▶ _Source passage_:
Clients in their 20s, who are just starting out in their working lives, have financial needs that differ materially from those of the rest of the population. To that end, advisors and brokers must be aware of what makes these clients tick and must recognize the fact that the advice and services targeted toward this younger crowd might not be rewarded with a commission.

In this article, we'll address some of the needs that young people have, and provide suggestions for how advisors/brokers can address those needs.

Immediate Liquidity Needs
Most advisors recommend that their clients sock away cash in a formal retirement plan in the early years in the hope that the accumulated savings will grow into a big nest egg when the client reaches retirement age. This is considered sound advice. However, these same advisors must also be aware that not all clients can save money in their early years. In addition, younger clients often need to maintain a certain level of liquidity so that they can purchase items such as a car, or place a down payment on a home.

▶ _Data listing_:

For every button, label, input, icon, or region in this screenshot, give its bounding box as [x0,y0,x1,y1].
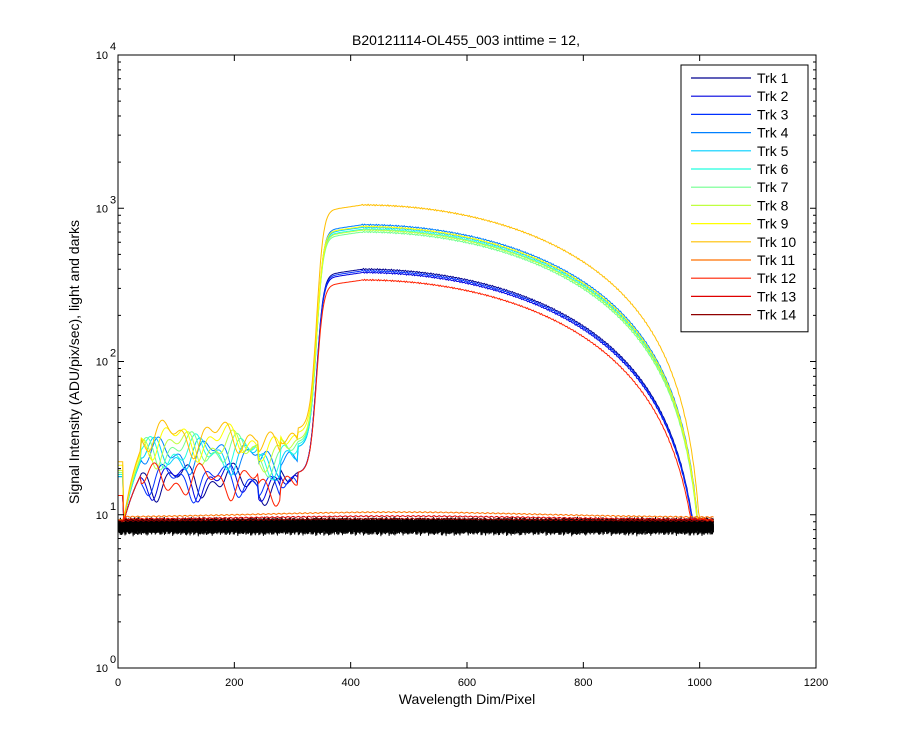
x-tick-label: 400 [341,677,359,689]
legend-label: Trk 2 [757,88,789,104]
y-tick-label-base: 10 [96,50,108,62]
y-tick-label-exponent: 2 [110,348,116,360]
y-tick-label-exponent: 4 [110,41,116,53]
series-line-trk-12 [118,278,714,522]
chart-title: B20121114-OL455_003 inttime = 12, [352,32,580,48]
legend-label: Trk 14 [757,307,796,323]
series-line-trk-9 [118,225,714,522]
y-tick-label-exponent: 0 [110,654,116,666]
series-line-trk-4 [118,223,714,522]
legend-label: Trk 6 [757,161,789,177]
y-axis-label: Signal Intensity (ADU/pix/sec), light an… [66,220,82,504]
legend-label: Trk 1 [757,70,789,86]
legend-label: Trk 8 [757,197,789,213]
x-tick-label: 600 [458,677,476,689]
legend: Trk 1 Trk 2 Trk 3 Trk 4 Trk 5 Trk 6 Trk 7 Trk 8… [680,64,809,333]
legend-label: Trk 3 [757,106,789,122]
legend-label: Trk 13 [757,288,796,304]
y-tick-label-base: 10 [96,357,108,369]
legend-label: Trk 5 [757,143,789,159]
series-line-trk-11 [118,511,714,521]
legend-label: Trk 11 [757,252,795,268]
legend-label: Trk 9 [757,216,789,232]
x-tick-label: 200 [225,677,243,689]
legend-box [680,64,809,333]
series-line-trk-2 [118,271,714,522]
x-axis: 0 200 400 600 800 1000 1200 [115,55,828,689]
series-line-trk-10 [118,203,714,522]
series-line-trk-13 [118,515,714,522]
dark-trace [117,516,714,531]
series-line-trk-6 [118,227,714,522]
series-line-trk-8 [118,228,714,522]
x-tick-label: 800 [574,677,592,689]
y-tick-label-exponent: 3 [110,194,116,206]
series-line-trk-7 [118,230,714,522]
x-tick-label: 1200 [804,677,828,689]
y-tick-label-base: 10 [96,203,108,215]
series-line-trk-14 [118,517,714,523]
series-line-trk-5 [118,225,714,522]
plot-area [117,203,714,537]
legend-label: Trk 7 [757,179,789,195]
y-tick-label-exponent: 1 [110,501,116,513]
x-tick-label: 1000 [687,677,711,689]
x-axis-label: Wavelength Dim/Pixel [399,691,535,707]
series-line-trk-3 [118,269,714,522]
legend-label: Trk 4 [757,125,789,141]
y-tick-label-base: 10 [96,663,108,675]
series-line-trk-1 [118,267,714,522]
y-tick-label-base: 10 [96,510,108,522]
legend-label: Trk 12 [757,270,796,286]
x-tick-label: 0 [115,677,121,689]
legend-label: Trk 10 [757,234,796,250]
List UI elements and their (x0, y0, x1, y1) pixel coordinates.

* * *

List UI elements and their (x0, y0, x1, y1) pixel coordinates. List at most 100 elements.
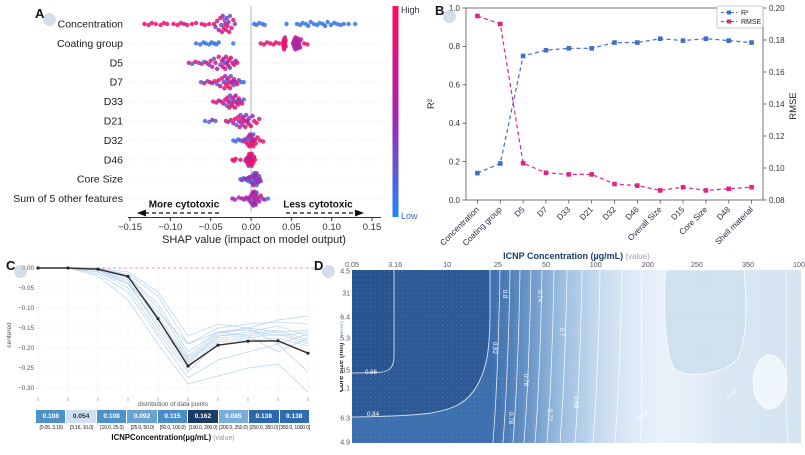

▶ _The tasks_:
[1] Please output the passage on young clients word for word, starting with "In this article, we'll" and going on through "payment on a home.".
[2] According to the passage on young clients, what might fail to reward the advice and services that advisors aim at this younger crowd?
[3] Using the passage on young clients, explain why most advisors recommend that clients save in a formal retirement plan in their early years.

▶ _The replies_:
[1]
In this article, we'll address some of the needs that young people have, and provide suggestions for how advisors/brokers can address those needs.

Immediate Liquidity Needs
Most advisors recommend that their clients sock away cash in a formal retirement plan in the early years in the hope that the accumulated savings will grow into a big nest egg when the client reaches retirement age. This is considered sound advice. However, these same advisors must also be aware that not all clients can save money in their early years. In addition, younger clients often need to maintain a certain level of liquidity so that they can purchase items such as a car, or place a down payment on a home.

[2] A commission.

[3] Advisors make this recommendation in the hope that the accumulated savings will grow into a big nest egg by the time the client reaches retirement age.